**Set problem**.
Quote the whole listing exactly. Leave the pictures out of your copy.

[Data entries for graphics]

▬▬▬▬▬▬▬▬▬▬

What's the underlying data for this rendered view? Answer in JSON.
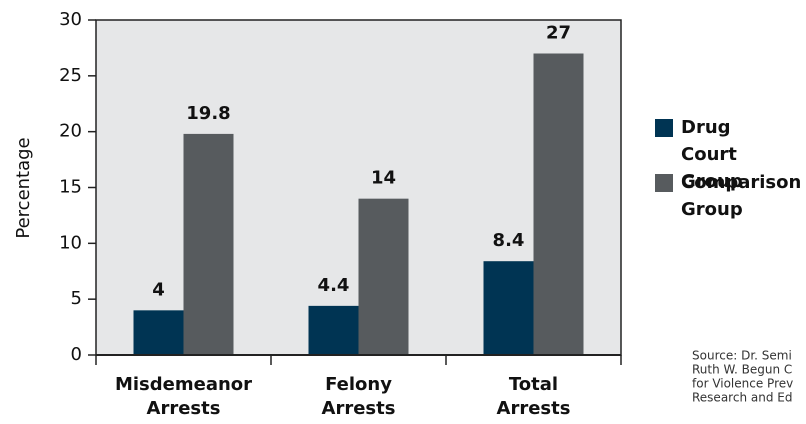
{
  "chart_data": {
    "type": "bar",
    "y_label": "Percentage",
    "categories": [
      "Misdemeanor Arrests",
      "Felony Arrests",
      "Total Arrests"
    ],
    "series": [
      {
        "name": "Drug Court Group",
        "color": "#003453",
        "values": [
          4,
          4.4,
          8.4
        ]
      },
      {
        "name": "Comparison Group",
        "color": "#575b5e",
        "values": [
          19.8,
          14,
          27
        ]
      }
    ],
    "ylim": [
      0,
      30
    ],
    "yticks": [
      0,
      5,
      10,
      15,
      20,
      25,
      30
    ],
    "legend": "right",
    "source": [
      "Source: Dr. Semi",
      "Ruth W. Begun C",
      "for Violence Prev",
      "Research and Ed"
    ]
  }
}
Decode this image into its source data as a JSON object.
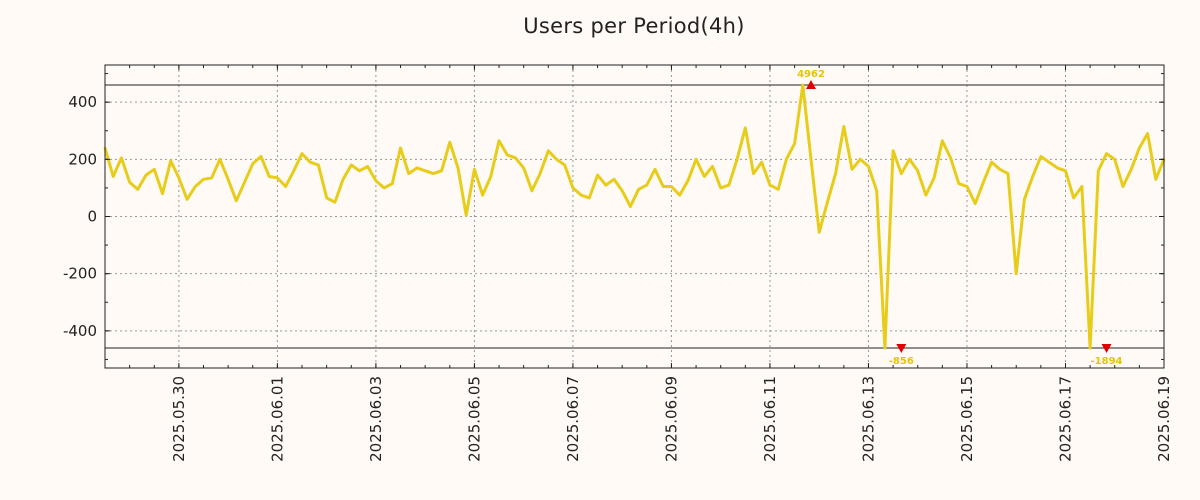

▬▬▬▬▬▬▬▬▬▬

**Complete answer**.
What's the underlying data for this rendered view? Answer in JSON.
{
  "chart_data": {
    "type": "bar",
    "y_label": "Percentage",
    "categories": [
      "Misdemeanor Arrests",
      "Felony Arrests",
      "Total Arrests"
    ],
    "series": [
      {
        "name": "Drug Court Group",
        "color": "#003453",
        "values": [
          4,
          4.4,
          8.4
        ]
      },
      {
        "name": "Comparison Group",
        "color": "#575b5e",
        "values": [
          19.8,
          14,
          27
        ]
      }
    ],
    "ylim": [
      0,
      30
    ],
    "yticks": [
      0,
      5,
      10,
      15,
      20,
      25,
      30
    ],
    "legend": "right",
    "source": [
      "Source: Dr. Semi",
      "Ruth W. Begun C",
      "for Violence Prev",
      "Research and Ed"
    ]
  }
}
Decode this image into its source data as a JSON object.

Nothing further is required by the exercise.